(Source records)
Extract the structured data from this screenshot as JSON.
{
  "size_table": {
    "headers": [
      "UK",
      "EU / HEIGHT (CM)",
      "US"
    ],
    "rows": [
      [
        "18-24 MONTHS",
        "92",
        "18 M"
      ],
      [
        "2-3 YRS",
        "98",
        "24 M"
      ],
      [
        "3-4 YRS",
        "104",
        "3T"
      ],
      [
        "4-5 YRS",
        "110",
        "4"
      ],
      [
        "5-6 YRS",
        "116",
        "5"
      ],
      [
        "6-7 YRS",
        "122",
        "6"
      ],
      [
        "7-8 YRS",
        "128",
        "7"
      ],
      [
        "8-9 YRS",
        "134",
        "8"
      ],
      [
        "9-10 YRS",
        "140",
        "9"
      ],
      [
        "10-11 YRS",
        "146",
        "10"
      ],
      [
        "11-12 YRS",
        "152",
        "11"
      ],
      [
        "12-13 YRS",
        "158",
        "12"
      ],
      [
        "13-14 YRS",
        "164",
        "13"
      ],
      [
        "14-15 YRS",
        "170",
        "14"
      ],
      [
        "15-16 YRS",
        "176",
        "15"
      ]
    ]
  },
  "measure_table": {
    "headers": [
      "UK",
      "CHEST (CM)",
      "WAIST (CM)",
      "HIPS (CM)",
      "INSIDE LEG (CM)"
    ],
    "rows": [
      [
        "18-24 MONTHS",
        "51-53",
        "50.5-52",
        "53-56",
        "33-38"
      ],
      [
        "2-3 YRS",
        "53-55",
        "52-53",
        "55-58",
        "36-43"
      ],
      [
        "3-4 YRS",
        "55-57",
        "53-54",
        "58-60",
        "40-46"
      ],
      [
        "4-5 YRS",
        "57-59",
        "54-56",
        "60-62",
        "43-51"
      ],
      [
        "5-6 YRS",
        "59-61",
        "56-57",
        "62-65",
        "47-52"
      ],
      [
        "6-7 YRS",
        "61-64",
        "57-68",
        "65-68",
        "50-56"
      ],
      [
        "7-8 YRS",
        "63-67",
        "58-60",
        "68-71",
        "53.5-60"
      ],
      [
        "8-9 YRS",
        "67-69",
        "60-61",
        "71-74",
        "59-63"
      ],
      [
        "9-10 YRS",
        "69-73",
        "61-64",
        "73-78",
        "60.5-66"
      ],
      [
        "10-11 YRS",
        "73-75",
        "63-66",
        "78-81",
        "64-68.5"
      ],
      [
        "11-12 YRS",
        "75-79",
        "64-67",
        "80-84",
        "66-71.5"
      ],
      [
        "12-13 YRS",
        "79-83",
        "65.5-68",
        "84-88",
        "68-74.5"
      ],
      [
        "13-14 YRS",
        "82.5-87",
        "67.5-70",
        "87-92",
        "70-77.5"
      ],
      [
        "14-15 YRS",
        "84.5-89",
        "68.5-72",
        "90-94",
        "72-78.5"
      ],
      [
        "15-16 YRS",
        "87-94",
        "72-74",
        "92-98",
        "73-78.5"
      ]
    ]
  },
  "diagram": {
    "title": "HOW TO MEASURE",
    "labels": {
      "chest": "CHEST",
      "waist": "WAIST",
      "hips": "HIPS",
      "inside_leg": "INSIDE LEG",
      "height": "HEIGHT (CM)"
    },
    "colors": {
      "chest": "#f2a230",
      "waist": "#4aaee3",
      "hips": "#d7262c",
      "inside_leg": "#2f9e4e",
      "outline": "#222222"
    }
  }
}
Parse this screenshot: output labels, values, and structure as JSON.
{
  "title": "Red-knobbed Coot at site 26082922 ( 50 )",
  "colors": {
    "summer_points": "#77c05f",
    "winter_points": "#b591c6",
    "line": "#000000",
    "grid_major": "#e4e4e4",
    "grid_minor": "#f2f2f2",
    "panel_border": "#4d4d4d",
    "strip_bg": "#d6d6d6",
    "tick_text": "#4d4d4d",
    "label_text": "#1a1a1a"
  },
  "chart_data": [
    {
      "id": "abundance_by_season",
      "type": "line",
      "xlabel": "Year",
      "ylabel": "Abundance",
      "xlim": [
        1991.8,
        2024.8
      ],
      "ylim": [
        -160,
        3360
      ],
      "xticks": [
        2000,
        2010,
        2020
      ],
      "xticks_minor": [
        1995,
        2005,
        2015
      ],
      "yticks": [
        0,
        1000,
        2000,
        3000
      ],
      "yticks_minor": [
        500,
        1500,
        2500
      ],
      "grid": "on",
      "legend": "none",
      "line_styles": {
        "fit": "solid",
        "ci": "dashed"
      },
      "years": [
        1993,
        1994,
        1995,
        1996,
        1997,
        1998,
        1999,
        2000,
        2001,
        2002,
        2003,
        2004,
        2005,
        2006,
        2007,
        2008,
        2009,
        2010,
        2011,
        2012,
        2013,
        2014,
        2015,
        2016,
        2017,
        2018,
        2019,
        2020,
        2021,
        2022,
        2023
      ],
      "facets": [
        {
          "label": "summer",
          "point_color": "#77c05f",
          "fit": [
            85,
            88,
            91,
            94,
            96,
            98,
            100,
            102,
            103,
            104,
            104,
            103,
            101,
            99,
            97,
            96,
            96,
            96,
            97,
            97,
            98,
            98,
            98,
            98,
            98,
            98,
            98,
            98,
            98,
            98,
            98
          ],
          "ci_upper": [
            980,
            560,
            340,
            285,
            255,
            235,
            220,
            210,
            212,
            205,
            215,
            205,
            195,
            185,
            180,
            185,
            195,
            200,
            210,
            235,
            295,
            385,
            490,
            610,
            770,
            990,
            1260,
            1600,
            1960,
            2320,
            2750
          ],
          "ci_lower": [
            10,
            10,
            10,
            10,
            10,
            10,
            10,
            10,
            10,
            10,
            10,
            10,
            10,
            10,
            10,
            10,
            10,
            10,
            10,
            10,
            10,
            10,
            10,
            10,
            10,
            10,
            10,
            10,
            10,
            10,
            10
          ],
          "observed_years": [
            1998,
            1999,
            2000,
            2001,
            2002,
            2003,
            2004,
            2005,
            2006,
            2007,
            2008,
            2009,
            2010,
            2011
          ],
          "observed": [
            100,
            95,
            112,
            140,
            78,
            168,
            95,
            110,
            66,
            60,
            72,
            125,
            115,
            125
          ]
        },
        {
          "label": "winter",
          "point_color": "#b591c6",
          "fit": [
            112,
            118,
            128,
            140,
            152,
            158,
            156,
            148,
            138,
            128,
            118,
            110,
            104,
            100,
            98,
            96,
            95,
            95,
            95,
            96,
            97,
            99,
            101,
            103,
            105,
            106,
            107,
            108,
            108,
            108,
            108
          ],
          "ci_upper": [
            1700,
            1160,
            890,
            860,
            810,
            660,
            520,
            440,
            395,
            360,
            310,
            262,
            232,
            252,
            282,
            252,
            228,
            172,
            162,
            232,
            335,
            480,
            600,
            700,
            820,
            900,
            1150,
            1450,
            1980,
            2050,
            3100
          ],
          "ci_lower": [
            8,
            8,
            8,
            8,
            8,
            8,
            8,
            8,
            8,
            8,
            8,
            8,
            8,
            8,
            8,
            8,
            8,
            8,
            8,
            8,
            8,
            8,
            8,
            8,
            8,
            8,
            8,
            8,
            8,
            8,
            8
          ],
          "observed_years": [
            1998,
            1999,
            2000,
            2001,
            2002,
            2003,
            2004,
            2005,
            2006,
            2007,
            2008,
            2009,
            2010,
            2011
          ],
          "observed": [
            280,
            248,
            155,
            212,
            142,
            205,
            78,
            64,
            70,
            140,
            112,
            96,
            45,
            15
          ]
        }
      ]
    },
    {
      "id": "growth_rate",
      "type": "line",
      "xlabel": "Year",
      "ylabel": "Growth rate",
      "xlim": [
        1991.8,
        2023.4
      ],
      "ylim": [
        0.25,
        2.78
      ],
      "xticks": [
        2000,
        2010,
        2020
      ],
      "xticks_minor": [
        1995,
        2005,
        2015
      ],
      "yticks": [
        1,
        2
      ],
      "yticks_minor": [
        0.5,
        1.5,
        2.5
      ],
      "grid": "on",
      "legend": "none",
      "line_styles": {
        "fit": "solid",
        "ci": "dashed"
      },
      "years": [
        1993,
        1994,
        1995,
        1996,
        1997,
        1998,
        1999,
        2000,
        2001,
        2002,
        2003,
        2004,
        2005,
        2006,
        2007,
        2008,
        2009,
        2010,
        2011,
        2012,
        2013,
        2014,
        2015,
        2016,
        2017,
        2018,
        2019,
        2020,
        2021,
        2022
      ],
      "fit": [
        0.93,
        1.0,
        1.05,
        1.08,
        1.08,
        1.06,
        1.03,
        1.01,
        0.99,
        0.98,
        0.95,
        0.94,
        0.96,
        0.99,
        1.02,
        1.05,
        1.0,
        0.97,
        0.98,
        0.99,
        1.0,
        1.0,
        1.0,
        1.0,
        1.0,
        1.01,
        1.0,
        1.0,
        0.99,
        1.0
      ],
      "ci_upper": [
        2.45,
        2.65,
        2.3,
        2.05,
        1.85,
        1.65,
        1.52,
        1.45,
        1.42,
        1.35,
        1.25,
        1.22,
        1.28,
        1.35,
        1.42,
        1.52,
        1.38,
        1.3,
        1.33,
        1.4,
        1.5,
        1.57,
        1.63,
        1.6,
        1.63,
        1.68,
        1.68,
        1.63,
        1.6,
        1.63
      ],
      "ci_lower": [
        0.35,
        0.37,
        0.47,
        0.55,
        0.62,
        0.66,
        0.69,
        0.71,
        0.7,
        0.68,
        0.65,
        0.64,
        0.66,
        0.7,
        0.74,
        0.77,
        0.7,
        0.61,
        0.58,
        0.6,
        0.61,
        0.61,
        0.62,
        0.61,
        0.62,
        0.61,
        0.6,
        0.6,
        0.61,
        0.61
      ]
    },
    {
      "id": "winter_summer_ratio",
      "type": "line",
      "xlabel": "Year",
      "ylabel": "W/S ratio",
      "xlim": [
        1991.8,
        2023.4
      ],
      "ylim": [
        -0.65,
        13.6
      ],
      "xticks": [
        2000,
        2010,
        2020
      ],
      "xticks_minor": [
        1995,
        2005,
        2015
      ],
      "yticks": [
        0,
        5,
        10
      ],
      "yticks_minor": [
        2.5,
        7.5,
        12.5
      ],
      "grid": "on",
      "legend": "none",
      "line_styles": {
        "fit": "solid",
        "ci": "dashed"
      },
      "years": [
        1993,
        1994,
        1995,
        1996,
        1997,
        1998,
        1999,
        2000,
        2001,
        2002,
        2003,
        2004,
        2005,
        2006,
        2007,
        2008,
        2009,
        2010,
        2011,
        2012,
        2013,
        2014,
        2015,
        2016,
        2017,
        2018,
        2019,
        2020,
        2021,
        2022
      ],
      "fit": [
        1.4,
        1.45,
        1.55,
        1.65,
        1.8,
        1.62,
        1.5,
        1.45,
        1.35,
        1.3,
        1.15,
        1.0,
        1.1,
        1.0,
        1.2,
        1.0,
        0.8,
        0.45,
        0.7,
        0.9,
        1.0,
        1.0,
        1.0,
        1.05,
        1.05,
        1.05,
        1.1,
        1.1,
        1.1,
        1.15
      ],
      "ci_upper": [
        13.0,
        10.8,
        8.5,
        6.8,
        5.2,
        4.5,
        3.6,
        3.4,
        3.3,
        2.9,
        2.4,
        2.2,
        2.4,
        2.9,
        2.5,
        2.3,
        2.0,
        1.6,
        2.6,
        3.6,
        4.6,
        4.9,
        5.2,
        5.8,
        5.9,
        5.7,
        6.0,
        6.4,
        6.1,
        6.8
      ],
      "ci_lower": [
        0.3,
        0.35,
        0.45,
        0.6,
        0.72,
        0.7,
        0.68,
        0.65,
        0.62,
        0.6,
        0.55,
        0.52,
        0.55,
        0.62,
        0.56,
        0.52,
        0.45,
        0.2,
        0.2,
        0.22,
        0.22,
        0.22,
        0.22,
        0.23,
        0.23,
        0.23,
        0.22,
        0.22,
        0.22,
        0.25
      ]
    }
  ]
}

Short task:
Note each line of the entries that has "labels" in it, and copy those lines.

Reply:
    "labels": {
Parse this screenshot: output labels, values, and structure as JSON.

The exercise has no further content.